## Goal
State how many lines contain "kind", and write nothing except that count.

— BEGIN Stored data —

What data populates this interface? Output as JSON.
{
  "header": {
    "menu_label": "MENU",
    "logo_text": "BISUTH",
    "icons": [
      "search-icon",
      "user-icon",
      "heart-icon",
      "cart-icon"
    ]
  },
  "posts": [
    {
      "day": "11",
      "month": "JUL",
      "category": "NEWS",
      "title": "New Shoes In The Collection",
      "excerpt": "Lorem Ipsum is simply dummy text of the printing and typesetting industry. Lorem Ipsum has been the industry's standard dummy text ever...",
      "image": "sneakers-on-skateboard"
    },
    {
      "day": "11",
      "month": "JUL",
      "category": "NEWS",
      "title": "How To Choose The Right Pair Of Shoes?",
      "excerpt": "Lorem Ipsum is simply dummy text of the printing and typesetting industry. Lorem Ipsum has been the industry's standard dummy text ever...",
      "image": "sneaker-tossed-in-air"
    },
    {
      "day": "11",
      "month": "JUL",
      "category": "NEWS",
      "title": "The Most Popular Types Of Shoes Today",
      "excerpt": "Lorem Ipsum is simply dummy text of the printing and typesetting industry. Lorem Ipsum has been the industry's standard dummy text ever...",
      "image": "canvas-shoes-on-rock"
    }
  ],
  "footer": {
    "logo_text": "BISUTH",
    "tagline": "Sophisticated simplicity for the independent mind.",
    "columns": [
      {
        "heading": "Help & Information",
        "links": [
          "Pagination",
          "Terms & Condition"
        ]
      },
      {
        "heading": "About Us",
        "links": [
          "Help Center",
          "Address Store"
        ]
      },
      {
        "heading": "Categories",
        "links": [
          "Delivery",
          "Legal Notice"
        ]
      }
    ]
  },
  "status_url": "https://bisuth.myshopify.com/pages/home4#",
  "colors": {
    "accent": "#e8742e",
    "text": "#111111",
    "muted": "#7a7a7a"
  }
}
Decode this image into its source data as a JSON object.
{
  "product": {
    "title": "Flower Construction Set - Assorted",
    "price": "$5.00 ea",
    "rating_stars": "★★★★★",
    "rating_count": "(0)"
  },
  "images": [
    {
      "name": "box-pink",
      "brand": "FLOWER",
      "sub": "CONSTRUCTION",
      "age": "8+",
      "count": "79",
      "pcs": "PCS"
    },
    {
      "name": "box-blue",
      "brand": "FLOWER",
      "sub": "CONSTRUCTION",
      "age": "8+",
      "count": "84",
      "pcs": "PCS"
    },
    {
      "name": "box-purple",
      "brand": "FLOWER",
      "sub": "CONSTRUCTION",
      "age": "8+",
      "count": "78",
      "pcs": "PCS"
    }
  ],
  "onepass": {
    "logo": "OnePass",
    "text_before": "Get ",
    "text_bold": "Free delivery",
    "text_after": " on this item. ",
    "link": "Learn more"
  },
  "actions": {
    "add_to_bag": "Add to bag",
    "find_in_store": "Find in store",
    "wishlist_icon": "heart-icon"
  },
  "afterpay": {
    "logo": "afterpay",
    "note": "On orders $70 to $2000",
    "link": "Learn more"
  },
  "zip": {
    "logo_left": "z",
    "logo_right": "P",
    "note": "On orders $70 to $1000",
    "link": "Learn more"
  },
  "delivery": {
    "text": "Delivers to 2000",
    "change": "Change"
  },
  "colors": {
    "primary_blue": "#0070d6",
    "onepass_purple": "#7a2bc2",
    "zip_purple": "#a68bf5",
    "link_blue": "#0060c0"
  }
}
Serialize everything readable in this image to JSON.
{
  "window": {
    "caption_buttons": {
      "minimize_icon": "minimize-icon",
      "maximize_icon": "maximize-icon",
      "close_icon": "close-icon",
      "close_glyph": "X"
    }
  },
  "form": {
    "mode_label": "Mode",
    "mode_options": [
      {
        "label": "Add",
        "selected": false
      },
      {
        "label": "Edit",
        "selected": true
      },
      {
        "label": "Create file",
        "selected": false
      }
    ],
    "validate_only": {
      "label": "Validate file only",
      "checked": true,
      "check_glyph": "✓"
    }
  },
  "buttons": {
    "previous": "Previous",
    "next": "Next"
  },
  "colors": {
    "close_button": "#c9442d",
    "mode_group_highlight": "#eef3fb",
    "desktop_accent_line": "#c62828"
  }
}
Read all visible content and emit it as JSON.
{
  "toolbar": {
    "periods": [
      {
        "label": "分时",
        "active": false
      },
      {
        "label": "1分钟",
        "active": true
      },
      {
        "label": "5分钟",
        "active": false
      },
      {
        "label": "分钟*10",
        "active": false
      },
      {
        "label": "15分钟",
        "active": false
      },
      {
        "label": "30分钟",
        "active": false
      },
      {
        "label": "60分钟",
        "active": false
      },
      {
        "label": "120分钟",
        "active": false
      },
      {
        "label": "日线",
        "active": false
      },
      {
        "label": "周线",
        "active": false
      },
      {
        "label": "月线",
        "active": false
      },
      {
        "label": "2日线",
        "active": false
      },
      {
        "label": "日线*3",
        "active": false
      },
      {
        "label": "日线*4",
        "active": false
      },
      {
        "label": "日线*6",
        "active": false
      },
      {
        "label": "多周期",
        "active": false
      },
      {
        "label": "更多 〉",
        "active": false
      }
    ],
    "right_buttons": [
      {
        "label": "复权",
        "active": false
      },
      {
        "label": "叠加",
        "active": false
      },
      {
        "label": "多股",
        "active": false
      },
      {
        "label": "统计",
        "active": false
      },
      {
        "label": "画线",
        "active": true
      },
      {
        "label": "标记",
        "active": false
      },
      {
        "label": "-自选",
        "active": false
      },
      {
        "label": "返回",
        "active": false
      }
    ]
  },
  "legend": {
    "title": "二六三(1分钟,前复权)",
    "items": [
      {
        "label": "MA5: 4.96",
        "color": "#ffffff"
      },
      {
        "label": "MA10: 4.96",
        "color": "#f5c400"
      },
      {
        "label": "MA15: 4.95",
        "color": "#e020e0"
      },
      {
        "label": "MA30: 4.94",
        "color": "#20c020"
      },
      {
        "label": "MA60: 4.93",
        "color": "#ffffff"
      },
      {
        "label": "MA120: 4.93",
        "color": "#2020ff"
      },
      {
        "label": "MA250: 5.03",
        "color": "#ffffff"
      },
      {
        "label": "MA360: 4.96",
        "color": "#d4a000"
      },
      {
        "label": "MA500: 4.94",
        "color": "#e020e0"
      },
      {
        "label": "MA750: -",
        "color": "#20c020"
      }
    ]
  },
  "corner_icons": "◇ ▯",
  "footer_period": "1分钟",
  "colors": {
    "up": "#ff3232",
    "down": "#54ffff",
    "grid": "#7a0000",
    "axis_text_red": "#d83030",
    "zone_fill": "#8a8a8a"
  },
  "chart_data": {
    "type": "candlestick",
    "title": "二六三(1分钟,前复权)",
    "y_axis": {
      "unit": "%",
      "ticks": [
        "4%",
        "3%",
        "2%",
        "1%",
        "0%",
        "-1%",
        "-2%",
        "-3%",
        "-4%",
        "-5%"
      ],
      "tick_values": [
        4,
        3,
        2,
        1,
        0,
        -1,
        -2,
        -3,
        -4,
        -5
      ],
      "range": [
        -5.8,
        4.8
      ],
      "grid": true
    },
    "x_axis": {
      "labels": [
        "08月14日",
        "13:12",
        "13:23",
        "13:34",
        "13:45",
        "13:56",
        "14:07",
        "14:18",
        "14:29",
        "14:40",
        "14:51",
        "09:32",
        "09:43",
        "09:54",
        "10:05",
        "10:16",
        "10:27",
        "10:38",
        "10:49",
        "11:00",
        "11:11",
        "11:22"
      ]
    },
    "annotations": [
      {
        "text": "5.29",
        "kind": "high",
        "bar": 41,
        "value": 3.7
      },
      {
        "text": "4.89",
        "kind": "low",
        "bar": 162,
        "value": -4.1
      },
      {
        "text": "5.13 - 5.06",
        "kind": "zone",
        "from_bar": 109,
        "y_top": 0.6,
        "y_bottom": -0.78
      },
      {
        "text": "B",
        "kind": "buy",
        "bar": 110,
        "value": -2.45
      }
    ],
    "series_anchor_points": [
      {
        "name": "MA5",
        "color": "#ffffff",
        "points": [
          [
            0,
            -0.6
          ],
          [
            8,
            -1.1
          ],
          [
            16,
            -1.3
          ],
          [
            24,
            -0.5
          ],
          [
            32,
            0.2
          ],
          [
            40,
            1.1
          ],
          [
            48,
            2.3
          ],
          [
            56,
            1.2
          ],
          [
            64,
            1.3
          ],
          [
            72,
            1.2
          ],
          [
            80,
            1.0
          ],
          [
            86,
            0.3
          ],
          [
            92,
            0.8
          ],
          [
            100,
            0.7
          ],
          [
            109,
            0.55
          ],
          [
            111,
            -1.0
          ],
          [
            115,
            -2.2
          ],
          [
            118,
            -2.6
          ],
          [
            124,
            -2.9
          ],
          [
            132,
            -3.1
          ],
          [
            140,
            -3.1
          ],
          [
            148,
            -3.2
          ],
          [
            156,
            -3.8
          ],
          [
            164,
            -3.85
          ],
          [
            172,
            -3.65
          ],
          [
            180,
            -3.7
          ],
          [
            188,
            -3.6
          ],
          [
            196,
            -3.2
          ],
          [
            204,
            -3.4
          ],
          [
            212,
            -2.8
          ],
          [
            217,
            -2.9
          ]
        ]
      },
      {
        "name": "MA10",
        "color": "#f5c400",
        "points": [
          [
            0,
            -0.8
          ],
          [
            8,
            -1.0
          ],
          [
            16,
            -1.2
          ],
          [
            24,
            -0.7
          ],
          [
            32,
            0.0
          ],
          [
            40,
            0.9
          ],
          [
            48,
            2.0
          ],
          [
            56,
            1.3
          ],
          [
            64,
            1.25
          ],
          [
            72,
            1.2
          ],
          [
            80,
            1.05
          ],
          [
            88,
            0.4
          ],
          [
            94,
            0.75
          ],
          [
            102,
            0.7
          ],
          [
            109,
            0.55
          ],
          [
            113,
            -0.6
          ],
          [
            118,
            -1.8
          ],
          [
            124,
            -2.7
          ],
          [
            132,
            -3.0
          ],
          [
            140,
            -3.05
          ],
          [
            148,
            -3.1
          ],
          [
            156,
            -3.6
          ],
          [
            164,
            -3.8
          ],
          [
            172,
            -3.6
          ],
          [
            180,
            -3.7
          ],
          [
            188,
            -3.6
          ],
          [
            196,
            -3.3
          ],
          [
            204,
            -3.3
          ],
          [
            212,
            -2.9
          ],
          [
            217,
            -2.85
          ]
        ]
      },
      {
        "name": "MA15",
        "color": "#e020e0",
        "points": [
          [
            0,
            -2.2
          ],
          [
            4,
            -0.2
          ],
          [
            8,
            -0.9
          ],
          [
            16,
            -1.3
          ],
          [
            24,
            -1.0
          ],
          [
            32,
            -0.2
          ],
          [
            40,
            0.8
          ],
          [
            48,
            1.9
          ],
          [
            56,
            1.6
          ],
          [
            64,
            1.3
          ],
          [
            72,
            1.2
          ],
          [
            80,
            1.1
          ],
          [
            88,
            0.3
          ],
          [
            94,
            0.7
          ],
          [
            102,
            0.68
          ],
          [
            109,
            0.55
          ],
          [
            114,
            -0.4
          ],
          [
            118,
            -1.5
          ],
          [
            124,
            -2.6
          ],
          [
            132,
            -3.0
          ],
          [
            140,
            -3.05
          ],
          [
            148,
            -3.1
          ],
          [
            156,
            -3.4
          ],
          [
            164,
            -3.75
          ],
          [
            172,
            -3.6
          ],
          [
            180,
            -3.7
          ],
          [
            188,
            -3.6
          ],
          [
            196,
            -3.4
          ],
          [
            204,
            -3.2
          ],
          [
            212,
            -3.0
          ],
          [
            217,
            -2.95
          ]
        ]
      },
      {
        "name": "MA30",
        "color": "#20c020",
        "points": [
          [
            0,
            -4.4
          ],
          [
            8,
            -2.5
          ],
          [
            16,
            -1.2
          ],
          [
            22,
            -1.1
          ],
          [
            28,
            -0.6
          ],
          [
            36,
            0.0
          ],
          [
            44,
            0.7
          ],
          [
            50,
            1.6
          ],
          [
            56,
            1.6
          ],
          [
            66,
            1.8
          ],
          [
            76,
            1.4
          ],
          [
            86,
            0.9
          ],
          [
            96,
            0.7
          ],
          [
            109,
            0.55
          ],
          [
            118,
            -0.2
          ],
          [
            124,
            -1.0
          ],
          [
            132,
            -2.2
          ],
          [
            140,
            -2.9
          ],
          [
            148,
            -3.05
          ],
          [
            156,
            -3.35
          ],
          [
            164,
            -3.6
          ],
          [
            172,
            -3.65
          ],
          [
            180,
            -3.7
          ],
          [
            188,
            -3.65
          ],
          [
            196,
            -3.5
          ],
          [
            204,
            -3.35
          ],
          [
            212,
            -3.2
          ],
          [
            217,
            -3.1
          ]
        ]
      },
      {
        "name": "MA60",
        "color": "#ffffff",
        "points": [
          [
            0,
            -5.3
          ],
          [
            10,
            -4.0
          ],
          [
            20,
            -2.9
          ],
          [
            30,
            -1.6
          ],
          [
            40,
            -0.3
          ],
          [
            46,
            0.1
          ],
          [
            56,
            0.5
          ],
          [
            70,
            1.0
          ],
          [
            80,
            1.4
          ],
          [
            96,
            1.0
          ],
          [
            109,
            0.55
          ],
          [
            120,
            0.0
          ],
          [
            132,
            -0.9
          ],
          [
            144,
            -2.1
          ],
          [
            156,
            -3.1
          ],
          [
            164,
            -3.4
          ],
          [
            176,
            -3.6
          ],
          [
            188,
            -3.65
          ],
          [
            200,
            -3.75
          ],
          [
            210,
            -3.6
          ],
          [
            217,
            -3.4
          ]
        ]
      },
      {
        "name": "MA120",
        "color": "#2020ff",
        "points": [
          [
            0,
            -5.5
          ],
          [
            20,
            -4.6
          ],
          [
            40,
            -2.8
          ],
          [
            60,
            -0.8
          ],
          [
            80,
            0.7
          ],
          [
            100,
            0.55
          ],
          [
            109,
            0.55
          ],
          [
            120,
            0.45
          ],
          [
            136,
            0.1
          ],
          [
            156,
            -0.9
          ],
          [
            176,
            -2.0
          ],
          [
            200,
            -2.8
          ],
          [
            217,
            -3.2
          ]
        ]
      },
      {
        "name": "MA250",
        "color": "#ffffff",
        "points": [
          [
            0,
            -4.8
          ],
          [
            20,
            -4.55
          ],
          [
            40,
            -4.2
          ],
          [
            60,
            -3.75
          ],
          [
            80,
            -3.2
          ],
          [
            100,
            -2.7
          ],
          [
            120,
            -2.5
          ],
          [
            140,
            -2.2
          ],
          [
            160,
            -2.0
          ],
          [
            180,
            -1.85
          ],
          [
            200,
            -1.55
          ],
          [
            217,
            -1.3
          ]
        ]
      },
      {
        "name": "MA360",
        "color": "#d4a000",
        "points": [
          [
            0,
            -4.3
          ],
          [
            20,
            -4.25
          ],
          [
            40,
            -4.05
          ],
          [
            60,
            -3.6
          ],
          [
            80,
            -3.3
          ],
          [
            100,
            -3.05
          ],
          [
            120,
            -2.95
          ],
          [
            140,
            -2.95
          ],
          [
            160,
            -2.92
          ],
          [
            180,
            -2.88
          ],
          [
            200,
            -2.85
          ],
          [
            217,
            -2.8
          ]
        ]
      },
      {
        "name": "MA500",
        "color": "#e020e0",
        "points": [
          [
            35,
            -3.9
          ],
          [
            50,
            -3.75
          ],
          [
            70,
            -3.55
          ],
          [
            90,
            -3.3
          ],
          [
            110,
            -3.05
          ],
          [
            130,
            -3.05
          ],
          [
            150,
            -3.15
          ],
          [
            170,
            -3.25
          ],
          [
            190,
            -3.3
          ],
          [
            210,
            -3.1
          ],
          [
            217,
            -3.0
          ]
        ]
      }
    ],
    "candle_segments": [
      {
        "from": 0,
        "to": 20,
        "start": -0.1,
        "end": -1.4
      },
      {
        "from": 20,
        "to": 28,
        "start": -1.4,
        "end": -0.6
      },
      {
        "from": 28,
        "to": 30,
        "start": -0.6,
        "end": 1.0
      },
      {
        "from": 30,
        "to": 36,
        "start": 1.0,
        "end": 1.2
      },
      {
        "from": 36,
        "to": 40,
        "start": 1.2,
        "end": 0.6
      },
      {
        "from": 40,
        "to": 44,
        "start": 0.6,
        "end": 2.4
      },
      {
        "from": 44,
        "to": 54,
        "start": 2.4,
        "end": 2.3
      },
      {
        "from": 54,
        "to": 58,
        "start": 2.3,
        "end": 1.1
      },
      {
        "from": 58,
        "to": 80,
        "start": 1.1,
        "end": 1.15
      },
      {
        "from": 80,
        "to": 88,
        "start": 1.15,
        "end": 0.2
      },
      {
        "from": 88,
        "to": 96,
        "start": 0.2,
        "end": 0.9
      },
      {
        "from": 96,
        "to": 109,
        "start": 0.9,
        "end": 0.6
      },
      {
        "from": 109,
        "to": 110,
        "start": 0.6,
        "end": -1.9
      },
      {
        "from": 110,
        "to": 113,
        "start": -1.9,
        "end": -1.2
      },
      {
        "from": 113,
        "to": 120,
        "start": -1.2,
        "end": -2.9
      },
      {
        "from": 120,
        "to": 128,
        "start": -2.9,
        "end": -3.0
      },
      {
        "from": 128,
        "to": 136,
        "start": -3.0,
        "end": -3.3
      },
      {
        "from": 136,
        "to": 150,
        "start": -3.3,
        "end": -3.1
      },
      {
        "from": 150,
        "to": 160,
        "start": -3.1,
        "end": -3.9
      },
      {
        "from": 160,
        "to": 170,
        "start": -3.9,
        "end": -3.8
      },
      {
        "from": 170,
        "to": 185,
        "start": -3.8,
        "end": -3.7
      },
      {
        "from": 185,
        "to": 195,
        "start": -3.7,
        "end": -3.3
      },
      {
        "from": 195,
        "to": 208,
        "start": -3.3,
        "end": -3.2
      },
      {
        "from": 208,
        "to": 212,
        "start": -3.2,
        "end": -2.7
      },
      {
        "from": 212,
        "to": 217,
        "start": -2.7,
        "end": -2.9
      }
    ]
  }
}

— END Stored data —

## The answer
4